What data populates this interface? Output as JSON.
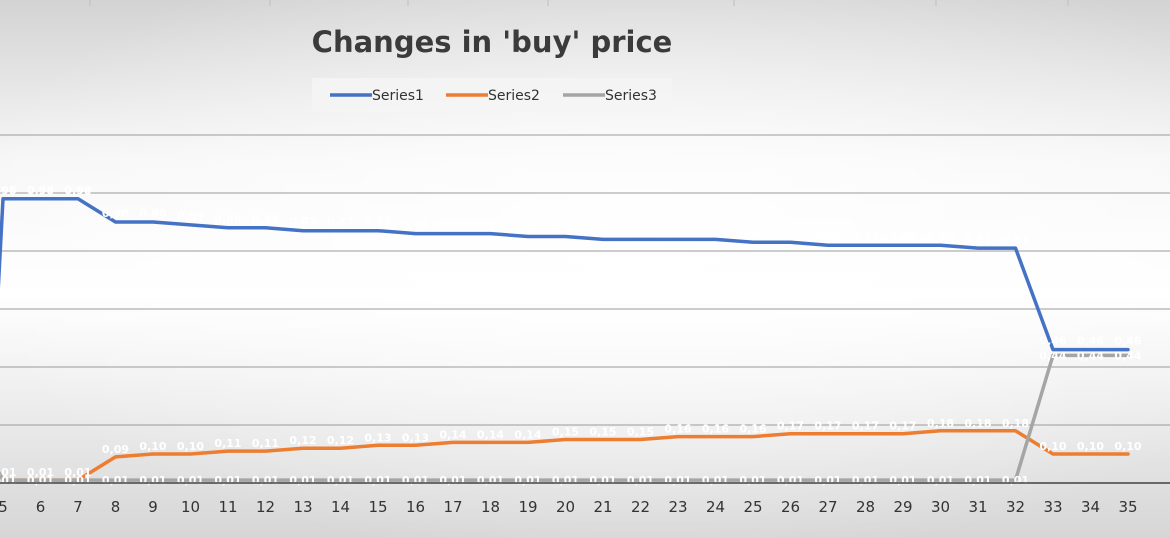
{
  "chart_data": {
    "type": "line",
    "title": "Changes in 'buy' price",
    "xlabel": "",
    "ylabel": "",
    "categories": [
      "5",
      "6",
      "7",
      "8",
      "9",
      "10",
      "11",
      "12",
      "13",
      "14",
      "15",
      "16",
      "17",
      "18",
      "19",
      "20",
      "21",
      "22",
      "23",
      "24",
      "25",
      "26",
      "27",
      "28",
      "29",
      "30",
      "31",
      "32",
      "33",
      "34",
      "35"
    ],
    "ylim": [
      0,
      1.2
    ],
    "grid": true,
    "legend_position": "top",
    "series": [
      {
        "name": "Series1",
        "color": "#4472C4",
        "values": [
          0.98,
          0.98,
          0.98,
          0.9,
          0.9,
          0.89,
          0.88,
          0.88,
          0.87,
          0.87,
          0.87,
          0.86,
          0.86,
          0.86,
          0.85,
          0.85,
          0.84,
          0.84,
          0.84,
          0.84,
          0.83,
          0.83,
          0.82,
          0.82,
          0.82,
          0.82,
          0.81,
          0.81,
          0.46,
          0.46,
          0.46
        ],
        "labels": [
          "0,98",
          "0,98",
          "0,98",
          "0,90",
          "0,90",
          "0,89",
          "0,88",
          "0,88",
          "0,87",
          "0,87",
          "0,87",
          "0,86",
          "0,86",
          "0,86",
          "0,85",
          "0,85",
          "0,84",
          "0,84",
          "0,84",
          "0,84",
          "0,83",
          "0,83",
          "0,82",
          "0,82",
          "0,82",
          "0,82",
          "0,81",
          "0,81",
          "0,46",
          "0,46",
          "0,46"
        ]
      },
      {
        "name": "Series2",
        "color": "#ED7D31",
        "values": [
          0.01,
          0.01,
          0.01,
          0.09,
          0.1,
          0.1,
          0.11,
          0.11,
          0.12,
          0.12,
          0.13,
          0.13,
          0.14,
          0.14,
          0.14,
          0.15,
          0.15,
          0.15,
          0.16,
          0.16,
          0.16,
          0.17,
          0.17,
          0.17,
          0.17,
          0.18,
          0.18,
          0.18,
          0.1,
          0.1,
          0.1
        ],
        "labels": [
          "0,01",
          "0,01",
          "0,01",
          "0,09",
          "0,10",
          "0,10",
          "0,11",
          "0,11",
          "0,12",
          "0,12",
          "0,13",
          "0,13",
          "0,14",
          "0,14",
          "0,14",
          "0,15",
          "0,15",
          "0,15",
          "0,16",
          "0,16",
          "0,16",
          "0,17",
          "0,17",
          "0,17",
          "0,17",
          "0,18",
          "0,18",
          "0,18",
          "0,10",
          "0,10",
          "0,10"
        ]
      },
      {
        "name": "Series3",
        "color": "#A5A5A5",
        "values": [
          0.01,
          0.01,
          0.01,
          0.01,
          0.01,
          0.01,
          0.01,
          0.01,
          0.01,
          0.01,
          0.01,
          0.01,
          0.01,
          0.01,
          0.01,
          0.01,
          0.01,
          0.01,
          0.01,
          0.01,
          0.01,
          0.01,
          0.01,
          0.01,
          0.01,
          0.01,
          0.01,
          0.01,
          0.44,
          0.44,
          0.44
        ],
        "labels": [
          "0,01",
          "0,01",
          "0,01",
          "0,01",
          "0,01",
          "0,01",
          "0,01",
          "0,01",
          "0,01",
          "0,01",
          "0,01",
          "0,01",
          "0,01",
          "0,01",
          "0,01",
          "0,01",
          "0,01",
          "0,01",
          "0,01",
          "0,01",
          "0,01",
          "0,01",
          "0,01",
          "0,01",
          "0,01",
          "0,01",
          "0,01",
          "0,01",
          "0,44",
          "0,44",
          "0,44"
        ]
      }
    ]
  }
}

::::::::::

* _What the exercise asks_: Every line above that contains the word "color" should be reported.

* _Task output_:
        "color": "#4472C4",
        "color": "#ED7D31",
        "color": "#A5A5A5",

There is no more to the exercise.